start
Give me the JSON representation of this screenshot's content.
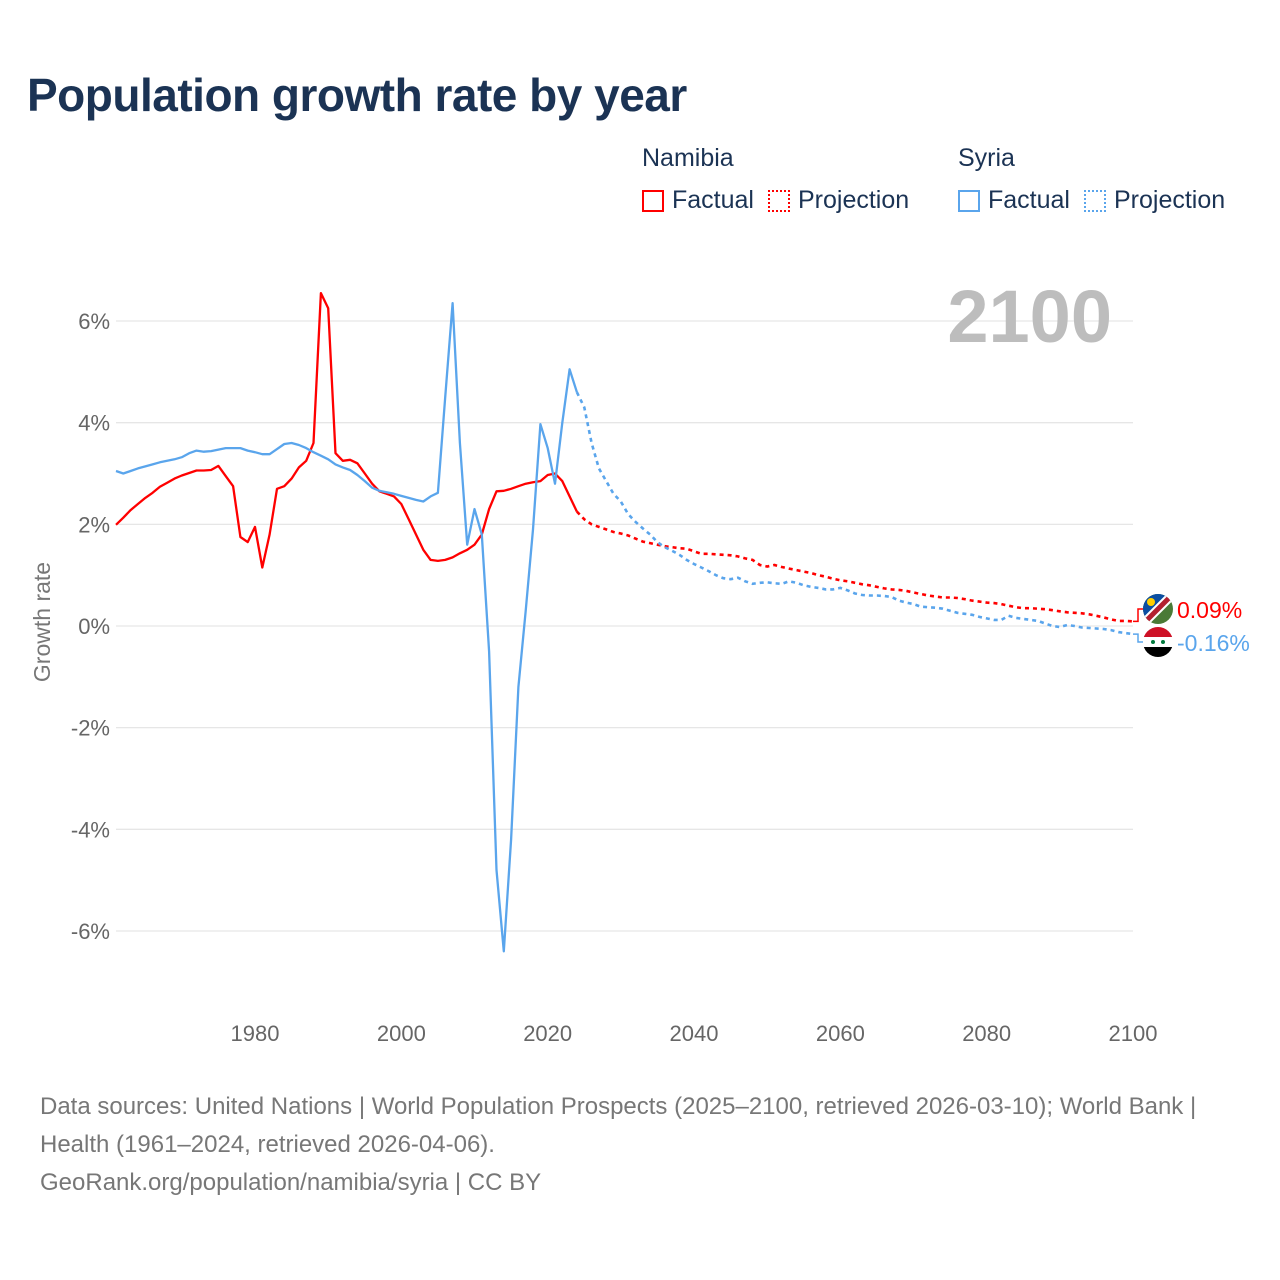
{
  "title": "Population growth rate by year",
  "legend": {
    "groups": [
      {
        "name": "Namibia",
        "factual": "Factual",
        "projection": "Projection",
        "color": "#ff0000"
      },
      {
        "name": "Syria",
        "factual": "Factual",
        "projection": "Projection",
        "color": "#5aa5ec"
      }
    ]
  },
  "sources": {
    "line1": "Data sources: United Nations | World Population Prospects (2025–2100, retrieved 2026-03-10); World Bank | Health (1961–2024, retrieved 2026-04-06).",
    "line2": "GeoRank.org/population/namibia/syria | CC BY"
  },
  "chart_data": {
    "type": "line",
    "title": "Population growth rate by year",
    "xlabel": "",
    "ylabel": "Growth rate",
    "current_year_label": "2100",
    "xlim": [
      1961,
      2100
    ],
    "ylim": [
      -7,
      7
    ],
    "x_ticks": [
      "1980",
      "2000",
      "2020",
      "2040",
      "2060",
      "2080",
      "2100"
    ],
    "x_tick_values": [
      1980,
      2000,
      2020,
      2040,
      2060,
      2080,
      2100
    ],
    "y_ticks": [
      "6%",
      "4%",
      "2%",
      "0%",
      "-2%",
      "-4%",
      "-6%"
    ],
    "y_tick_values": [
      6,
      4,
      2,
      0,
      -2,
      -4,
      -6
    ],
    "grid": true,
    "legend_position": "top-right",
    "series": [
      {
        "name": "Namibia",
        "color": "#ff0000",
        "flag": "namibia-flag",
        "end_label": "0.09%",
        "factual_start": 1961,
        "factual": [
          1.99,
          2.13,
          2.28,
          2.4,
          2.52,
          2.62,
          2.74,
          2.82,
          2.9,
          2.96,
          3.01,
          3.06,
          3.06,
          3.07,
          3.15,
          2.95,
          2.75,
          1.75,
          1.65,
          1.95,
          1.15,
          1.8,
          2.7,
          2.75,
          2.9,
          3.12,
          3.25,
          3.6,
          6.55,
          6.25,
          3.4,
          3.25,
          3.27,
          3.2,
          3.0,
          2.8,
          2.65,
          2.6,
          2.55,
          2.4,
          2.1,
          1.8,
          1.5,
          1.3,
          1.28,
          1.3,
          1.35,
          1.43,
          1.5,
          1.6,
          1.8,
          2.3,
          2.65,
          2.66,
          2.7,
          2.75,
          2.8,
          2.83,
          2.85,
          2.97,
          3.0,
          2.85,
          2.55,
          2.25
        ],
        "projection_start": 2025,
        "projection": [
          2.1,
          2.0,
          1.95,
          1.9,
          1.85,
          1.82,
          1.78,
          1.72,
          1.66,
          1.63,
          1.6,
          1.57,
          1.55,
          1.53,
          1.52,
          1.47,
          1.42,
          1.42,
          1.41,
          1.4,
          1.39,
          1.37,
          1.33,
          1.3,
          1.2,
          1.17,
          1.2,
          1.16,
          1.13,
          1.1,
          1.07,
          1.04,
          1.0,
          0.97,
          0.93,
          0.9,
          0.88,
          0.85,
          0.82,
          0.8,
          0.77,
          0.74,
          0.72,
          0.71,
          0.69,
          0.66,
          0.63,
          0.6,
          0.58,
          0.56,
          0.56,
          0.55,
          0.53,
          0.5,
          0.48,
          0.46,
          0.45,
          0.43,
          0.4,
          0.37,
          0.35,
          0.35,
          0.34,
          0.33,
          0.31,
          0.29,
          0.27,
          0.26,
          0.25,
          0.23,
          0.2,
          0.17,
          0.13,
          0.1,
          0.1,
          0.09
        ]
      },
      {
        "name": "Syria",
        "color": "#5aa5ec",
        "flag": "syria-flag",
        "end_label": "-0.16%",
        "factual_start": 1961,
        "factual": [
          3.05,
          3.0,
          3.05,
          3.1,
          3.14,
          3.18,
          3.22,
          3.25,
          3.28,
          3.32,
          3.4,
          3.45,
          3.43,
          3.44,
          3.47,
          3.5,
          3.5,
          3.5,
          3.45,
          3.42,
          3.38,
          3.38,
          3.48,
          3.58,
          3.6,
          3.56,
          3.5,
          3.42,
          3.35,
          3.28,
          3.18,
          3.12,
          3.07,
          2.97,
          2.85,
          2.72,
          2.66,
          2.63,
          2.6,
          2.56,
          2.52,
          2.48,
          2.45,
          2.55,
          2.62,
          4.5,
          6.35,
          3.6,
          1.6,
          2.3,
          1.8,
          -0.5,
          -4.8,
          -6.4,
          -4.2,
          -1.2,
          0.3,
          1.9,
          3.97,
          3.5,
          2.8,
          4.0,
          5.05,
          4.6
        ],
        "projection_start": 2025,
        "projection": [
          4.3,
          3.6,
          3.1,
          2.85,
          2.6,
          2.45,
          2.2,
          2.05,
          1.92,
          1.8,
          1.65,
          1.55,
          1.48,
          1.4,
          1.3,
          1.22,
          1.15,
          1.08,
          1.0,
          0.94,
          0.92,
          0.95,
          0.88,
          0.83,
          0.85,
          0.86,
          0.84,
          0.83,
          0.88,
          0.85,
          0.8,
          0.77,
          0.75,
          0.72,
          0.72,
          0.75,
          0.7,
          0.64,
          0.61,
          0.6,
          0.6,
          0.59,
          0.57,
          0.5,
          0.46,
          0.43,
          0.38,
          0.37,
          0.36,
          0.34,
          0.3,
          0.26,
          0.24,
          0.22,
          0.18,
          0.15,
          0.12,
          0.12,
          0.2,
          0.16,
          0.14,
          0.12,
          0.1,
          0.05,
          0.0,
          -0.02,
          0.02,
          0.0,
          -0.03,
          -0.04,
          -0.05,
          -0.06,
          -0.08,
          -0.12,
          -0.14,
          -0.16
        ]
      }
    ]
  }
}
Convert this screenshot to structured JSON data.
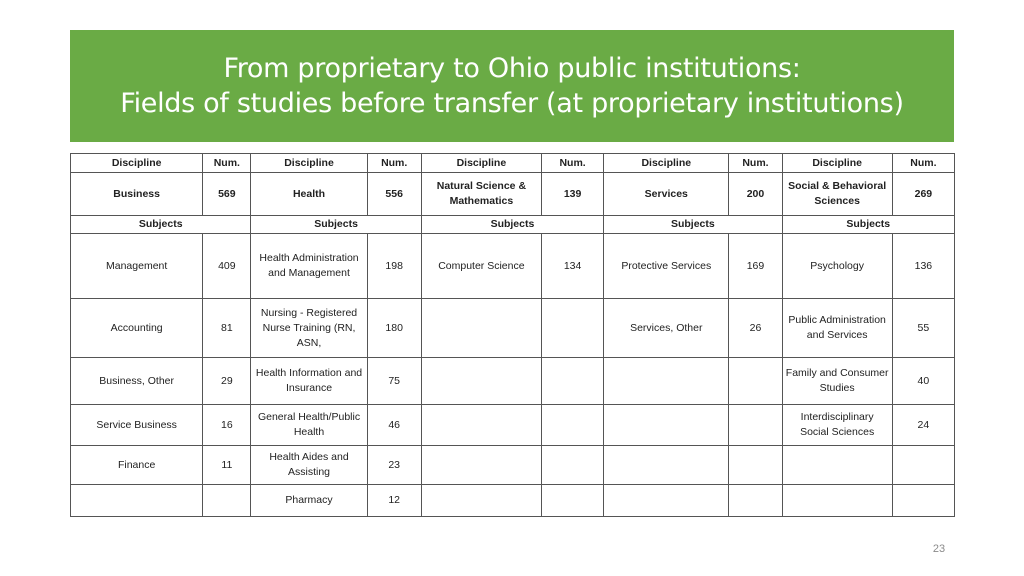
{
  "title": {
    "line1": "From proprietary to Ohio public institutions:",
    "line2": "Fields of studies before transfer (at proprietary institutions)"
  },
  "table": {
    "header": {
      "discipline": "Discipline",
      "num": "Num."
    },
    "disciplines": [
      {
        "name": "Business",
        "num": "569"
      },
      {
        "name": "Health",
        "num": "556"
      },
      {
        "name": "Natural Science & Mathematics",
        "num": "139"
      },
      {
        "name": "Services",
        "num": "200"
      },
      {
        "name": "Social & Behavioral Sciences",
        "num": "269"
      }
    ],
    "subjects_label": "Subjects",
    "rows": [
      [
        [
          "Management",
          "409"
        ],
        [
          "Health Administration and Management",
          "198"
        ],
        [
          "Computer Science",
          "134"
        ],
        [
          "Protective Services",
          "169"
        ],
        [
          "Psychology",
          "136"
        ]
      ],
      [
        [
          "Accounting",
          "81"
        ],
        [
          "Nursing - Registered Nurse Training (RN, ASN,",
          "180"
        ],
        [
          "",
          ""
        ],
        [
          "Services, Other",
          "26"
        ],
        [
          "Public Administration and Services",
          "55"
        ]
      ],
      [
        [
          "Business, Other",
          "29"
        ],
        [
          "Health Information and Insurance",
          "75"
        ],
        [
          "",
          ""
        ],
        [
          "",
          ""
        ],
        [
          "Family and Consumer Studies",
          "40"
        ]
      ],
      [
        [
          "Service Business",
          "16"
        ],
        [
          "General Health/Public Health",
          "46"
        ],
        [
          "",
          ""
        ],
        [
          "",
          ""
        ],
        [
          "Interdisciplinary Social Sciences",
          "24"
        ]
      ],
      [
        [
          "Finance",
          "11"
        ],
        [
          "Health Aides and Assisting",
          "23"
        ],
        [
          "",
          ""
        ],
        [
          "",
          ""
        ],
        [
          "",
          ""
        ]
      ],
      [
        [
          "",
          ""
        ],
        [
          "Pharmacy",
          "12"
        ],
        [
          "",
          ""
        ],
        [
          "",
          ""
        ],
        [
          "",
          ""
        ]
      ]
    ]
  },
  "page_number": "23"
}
end
JOB | Reproduce every line of the material precisely, omitting its pictures.

SOLUTION FOR THIS PROBLEM |
Give me the JSON representation of this screenshot's content.
{
  "title": "Population growth rate by year",
  "legend": {
    "groups": [
      {
        "name": "Namibia",
        "factual": "Factual",
        "projection": "Projection",
        "color": "#ff0000"
      },
      {
        "name": "Syria",
        "factual": "Factual",
        "projection": "Projection",
        "color": "#5aa5ec"
      }
    ]
  },
  "sources": {
    "line1": "Data sources: United Nations | World Population Prospects (2025–2100, retrieved 2026-03-10); World Bank | Health (1961–2024, retrieved 2026-04-06).",
    "line2": "GeoRank.org/population/namibia/syria | CC BY"
  },
  "chart_data": {
    "type": "line",
    "title": "Population growth rate by year",
    "xlabel": "",
    "ylabel": "Growth rate",
    "current_year_label": "2100",
    "xlim": [
      1961,
      2100
    ],
    "ylim": [
      -7,
      7
    ],
    "x_ticks": [
      "1980",
      "2000",
      "2020",
      "2040",
      "2060",
      "2080",
      "2100"
    ],
    "x_tick_values": [
      1980,
      2000,
      2020,
      2040,
      2060,
      2080,
      2100
    ],
    "y_ticks": [
      "6%",
      "4%",
      "2%",
      "0%",
      "-2%",
      "-4%",
      "-6%"
    ],
    "y_tick_values": [
      6,
      4,
      2,
      0,
      -2,
      -4,
      -6
    ],
    "grid": true,
    "legend_position": "top-right",
    "series": [
      {
        "name": "Namibia",
        "color": "#ff0000",
        "flag": "namibia-flag",
        "end_label": "0.09%",
        "factual_start": 1961,
        "factual": [
          1.99,
          2.13,
          2.28,
          2.4,
          2.52,
          2.62,
          2.74,
          2.82,
          2.9,
          2.96,
          3.01,
          3.06,
          3.06,
          3.07,
          3.15,
          2.95,
          2.75,
          1.75,
          1.65,
          1.95,
          1.15,
          1.8,
          2.7,
          2.75,
          2.9,
          3.12,
          3.25,
          3.6,
          6.55,
          6.25,
          3.4,
          3.25,
          3.27,
          3.2,
          3.0,
          2.8,
          2.65,
          2.6,
          2.55,
          2.4,
          2.1,
          1.8,
          1.5,
          1.3,
          1.28,
          1.3,
          1.35,
          1.43,
          1.5,
          1.6,
          1.8,
          2.3,
          2.65,
          2.66,
          2.7,
          2.75,
          2.8,
          2.83,
          2.85,
          2.97,
          3.0,
          2.85,
          2.55,
          2.25
        ],
        "projection_start": 2025,
        "projection": [
          2.1,
          2.0,
          1.95,
          1.9,
          1.85,
          1.82,
          1.78,
          1.72,
          1.66,
          1.63,
          1.6,
          1.57,
          1.55,
          1.53,
          1.52,
          1.47,
          1.42,
          1.42,
          1.41,
          1.4,
          1.39,
          1.37,
          1.33,
          1.3,
          1.2,
          1.17,
          1.2,
          1.16,
          1.13,
          1.1,
          1.07,
          1.04,
          1.0,
          0.97,
          0.93,
          0.9,
          0.88,
          0.85,
          0.82,
          0.8,
          0.77,
          0.74,
          0.72,
          0.71,
          0.69,
          0.66,
          0.63,
          0.6,
          0.58,
          0.56,
          0.56,
          0.55,
          0.53,
          0.5,
          0.48,
          0.46,
          0.45,
          0.43,
          0.4,
          0.37,
          0.35,
          0.35,
          0.34,
          0.33,
          0.31,
          0.29,
          0.27,
          0.26,
          0.25,
          0.23,
          0.2,
          0.17,
          0.13,
          0.1,
          0.1,
          0.09
        ]
      },
      {
        "name": "Syria",
        "color": "#5aa5ec",
        "flag": "syria-flag",
        "end_label": "-0.16%",
        "factual_start": 1961,
        "factual": [
          3.05,
          3.0,
          3.05,
          3.1,
          3.14,
          3.18,
          3.22,
          3.25,
          3.28,
          3.32,
          3.4,
          3.45,
          3.43,
          3.44,
          3.47,
          3.5,
          3.5,
          3.5,
          3.45,
          3.42,
          3.38,
          3.38,
          3.48,
          3.58,
          3.6,
          3.56,
          3.5,
          3.42,
          3.35,
          3.28,
          3.18,
          3.12,
          3.07,
          2.97,
          2.85,
          2.72,
          2.66,
          2.63,
          2.6,
          2.56,
          2.52,
          2.48,
          2.45,
          2.55,
          2.62,
          4.5,
          6.35,
          3.6,
          1.6,
          2.3,
          1.8,
          -0.5,
          -4.8,
          -6.4,
          -4.2,
          -1.2,
          0.3,
          1.9,
          3.97,
          3.5,
          2.8,
          4.0,
          5.05,
          4.6
        ],
        "projection_start": 2025,
        "projection": [
          4.3,
          3.6,
          3.1,
          2.85,
          2.6,
          2.45,
          2.2,
          2.05,
          1.92,
          1.8,
          1.65,
          1.55,
          1.48,
          1.4,
          1.3,
          1.22,
          1.15,
          1.08,
          1.0,
          0.94,
          0.92,
          0.95,
          0.88,
          0.83,
          0.85,
          0.86,
          0.84,
          0.83,
          0.88,
          0.85,
          0.8,
          0.77,
          0.75,
          0.72,
          0.72,
          0.75,
          0.7,
          0.64,
          0.61,
          0.6,
          0.6,
          0.59,
          0.57,
          0.5,
          0.46,
          0.43,
          0.38,
          0.37,
          0.36,
          0.34,
          0.3,
          0.26,
          0.24,
          0.22,
          0.18,
          0.15,
          0.12,
          0.12,
          0.2,
          0.16,
          0.14,
          0.12,
          0.1,
          0.05,
          0.0,
          -0.02,
          0.02,
          0.0,
          -0.03,
          -0.04,
          -0.05,
          -0.06,
          -0.08,
          -0.12,
          -0.14,
          -0.16
        ]
      }
    ]
  }
}
Convert this screenshot to structured JSON data.
{
  "title": {
    "line1": "From proprietary to Ohio public institutions:",
    "line2": "Fields of studies before transfer (at proprietary institutions)"
  },
  "table": {
    "header": {
      "discipline": "Discipline",
      "num": "Num."
    },
    "disciplines": [
      {
        "name": "Business",
        "num": "569"
      },
      {
        "name": "Health",
        "num": "556"
      },
      {
        "name": "Natural Science & Mathematics",
        "num": "139"
      },
      {
        "name": "Services",
        "num": "200"
      },
      {
        "name": "Social & Behavioral Sciences",
        "num": "269"
      }
    ],
    "subjects_label": "Subjects",
    "rows": [
      [
        [
          "Management",
          "409"
        ],
        [
          "Health Administration and Management",
          "198"
        ],
        [
          "Computer Science",
          "134"
        ],
        [
          "Protective Services",
          "169"
        ],
        [
          "Psychology",
          "136"
        ]
      ],
      [
        [
          "Accounting",
          "81"
        ],
        [
          "Nursing - Registered Nurse Training (RN, ASN,",
          "180"
        ],
        [
          "",
          ""
        ],
        [
          "Services, Other",
          "26"
        ],
        [
          "Public Administration and Services",
          "55"
        ]
      ],
      [
        [
          "Business, Other",
          "29"
        ],
        [
          "Health Information and Insurance",
          "75"
        ],
        [
          "",
          ""
        ],
        [
          "",
          ""
        ],
        [
          "Family and Consumer Studies",
          "40"
        ]
      ],
      [
        [
          "Service Business",
          "16"
        ],
        [
          "General Health/Public Health",
          "46"
        ],
        [
          "",
          ""
        ],
        [
          "",
          ""
        ],
        [
          "Interdisciplinary Social Sciences",
          "24"
        ]
      ],
      [
        [
          "Finance",
          "11"
        ],
        [
          "Health Aides and Assisting",
          "23"
        ],
        [
          "",
          ""
        ],
        [
          "",
          ""
        ],
        [
          "",
          ""
        ]
      ],
      [
        [
          "",
          ""
        ],
        [
          "Pharmacy",
          "12"
        ],
        [
          "",
          ""
        ],
        [
          "",
          ""
        ],
        [
          "",
          ""
        ]
      ]
    ]
  },
  "page_number": "23"
}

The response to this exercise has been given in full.